- **Directions**
Find how many lines of the listing below include the word "when", then report the number by itself.

- **Raw data**
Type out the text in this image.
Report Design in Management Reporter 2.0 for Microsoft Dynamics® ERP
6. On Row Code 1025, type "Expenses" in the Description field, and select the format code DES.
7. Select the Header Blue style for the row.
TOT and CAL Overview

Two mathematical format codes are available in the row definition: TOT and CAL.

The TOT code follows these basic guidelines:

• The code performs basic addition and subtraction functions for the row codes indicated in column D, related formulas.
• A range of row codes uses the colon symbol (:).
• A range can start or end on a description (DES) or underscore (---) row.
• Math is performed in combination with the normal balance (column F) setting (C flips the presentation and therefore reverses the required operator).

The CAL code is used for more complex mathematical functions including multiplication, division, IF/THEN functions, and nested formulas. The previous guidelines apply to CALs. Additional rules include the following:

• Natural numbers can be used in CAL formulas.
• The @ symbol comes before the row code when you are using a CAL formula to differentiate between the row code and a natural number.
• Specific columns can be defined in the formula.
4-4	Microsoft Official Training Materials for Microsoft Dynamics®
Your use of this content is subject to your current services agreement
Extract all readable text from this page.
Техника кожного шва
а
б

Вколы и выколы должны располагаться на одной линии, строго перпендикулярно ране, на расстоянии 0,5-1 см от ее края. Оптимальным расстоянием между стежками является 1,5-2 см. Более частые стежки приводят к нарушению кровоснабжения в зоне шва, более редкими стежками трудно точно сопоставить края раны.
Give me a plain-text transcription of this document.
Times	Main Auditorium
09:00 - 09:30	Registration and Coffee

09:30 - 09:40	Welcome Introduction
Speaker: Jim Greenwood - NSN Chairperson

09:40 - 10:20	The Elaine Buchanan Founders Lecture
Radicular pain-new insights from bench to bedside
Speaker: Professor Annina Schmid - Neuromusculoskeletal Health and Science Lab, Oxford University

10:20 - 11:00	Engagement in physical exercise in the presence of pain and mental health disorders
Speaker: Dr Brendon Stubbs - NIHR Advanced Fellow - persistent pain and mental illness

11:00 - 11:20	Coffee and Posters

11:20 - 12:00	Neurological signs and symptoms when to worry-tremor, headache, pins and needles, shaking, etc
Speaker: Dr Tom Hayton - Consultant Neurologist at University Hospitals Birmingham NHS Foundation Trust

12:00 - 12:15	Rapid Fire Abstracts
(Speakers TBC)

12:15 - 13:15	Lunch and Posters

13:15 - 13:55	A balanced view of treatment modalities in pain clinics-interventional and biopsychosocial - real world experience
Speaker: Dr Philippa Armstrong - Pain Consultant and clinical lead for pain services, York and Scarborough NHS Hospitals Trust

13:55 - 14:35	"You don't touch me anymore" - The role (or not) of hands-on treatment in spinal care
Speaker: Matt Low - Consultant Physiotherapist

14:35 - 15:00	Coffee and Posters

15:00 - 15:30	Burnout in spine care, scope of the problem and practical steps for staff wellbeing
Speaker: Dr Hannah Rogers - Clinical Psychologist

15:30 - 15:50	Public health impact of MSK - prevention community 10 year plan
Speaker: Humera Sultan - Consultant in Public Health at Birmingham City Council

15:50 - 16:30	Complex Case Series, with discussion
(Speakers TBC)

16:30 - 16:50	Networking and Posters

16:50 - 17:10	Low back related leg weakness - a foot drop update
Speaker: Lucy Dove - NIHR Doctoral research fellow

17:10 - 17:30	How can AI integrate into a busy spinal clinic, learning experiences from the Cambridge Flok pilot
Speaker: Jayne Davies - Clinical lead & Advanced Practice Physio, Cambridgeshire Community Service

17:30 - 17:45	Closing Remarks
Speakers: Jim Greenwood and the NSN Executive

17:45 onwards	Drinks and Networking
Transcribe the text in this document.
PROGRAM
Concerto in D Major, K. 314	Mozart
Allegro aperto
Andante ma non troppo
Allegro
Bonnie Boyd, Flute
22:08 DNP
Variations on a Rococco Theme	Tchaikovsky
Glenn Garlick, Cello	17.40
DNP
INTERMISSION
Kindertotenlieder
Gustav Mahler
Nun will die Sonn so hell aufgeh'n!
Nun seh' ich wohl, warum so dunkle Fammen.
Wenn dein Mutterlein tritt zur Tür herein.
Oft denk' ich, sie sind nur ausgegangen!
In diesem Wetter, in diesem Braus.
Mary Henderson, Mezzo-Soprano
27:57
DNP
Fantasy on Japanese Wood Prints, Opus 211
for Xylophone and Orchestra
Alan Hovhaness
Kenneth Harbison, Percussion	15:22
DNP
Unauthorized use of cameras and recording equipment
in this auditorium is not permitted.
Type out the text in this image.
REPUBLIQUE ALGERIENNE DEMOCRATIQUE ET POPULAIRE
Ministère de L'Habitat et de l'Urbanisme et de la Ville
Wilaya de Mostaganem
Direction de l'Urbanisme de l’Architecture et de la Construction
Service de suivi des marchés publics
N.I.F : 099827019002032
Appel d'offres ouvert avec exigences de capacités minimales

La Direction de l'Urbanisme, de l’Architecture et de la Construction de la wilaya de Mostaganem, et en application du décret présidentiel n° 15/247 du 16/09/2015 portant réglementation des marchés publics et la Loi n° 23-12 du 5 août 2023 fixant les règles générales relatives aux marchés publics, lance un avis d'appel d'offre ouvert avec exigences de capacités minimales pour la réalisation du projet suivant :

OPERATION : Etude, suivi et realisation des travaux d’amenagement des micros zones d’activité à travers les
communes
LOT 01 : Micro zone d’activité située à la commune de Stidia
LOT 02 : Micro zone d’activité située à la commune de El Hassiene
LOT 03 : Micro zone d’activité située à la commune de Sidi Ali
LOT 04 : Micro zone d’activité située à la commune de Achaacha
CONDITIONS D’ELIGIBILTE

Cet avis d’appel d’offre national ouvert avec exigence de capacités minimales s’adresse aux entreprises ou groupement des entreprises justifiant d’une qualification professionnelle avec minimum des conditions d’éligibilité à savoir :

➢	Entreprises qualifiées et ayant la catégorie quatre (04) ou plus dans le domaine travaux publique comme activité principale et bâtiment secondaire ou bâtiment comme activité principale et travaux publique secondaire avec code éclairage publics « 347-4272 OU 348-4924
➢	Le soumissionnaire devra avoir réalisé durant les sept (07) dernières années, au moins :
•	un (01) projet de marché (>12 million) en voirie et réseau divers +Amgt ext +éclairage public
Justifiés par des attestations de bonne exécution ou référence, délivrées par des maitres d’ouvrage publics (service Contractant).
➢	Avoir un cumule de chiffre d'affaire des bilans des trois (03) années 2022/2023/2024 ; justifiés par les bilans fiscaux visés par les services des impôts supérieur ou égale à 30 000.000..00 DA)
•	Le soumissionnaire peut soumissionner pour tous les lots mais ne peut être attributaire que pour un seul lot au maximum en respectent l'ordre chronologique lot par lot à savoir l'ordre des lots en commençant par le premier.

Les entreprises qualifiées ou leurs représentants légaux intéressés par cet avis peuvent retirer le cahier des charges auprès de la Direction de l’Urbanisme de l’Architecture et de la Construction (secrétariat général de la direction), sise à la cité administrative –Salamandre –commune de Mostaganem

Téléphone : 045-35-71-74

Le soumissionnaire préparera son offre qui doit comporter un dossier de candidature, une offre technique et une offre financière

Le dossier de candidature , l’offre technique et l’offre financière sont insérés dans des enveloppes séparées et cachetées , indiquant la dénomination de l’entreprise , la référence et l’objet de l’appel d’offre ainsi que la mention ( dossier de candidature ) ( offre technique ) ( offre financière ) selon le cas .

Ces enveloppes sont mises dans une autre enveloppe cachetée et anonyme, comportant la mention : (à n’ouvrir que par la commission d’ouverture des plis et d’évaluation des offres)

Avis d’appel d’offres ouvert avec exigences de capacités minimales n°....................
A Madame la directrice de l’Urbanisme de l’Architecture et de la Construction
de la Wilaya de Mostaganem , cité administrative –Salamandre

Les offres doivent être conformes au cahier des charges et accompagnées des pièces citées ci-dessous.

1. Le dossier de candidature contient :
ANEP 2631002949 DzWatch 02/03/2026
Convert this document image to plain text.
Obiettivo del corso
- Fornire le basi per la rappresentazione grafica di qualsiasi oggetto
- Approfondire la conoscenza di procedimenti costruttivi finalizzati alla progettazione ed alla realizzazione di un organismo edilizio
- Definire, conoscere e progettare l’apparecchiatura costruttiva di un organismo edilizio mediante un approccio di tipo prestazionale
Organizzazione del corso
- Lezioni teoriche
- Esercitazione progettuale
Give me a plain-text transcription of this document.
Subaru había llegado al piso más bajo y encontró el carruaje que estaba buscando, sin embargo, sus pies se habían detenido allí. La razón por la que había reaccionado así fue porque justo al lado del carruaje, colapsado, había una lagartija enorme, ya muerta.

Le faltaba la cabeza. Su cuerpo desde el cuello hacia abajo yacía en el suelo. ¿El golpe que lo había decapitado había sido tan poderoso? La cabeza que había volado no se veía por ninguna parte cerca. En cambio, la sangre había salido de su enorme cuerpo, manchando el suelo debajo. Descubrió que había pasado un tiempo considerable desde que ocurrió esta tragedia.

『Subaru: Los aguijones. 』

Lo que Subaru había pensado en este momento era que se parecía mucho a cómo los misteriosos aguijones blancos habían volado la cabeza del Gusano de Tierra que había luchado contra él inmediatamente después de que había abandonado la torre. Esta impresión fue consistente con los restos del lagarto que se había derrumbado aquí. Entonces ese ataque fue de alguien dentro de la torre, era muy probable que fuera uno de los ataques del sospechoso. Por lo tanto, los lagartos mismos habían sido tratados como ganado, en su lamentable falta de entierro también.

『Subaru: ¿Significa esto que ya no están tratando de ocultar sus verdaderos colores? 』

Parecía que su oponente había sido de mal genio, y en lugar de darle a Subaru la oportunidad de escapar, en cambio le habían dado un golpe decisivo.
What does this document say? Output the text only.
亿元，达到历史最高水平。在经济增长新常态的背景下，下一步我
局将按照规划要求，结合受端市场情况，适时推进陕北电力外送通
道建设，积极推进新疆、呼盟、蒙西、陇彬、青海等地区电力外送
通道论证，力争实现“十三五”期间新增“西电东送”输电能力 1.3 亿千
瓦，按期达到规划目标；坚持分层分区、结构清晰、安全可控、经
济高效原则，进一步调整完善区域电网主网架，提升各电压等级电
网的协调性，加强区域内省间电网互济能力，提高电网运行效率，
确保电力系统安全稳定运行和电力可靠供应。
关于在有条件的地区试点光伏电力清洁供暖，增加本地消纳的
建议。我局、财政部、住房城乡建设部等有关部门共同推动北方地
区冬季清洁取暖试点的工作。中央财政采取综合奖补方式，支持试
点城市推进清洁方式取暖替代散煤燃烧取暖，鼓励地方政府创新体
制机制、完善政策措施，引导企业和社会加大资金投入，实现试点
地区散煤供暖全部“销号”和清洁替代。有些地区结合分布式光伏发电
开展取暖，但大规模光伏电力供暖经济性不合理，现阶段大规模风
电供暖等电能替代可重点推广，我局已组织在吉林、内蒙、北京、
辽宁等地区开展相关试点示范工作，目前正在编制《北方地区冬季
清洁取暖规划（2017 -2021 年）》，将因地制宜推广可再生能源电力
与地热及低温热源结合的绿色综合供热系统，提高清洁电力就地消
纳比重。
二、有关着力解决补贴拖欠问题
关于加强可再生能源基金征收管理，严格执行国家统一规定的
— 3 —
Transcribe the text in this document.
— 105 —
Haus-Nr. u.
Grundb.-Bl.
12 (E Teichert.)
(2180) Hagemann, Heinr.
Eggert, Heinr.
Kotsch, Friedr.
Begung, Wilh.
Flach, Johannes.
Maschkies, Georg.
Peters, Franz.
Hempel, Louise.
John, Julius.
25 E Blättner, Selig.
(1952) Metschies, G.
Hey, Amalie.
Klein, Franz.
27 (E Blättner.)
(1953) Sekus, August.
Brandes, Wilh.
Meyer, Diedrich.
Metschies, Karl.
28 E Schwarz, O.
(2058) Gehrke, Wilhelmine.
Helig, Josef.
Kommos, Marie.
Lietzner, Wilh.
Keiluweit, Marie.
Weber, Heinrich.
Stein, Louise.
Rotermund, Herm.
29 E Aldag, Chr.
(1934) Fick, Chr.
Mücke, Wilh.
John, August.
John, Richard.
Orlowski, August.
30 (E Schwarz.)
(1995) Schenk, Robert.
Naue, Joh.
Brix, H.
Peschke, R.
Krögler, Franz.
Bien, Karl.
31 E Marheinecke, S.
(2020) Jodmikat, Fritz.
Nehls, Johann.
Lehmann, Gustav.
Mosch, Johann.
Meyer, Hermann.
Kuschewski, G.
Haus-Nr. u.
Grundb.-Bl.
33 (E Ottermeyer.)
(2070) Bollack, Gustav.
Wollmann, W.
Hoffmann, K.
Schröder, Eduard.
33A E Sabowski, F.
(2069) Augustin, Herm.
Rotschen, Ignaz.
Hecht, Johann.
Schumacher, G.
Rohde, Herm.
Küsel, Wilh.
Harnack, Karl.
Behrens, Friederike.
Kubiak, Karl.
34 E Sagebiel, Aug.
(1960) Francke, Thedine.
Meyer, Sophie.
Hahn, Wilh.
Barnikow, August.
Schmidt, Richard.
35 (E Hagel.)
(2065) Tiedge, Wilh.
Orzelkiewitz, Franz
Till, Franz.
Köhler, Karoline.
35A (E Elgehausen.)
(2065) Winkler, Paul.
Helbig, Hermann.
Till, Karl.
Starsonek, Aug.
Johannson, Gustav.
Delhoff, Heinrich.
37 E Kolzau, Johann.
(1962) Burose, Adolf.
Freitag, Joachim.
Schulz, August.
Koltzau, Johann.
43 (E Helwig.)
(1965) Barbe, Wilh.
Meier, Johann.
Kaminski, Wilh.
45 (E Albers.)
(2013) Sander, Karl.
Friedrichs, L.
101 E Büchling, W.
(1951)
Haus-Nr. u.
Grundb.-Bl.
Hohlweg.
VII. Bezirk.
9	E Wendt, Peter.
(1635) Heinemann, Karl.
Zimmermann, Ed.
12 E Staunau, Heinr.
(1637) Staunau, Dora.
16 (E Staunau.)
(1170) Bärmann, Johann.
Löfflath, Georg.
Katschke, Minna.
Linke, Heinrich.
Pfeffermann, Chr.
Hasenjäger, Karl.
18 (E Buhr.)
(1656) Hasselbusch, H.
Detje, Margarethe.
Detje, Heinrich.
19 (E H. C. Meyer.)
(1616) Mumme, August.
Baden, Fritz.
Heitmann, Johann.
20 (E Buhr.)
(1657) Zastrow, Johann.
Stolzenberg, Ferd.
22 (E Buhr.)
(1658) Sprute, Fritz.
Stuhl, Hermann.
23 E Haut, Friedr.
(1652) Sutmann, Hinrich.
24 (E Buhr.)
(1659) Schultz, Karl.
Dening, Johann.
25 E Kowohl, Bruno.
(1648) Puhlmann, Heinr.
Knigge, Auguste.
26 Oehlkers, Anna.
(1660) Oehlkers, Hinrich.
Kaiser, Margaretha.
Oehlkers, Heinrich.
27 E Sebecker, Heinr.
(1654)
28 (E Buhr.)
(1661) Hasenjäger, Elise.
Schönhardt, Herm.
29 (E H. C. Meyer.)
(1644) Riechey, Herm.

- **Task response**
2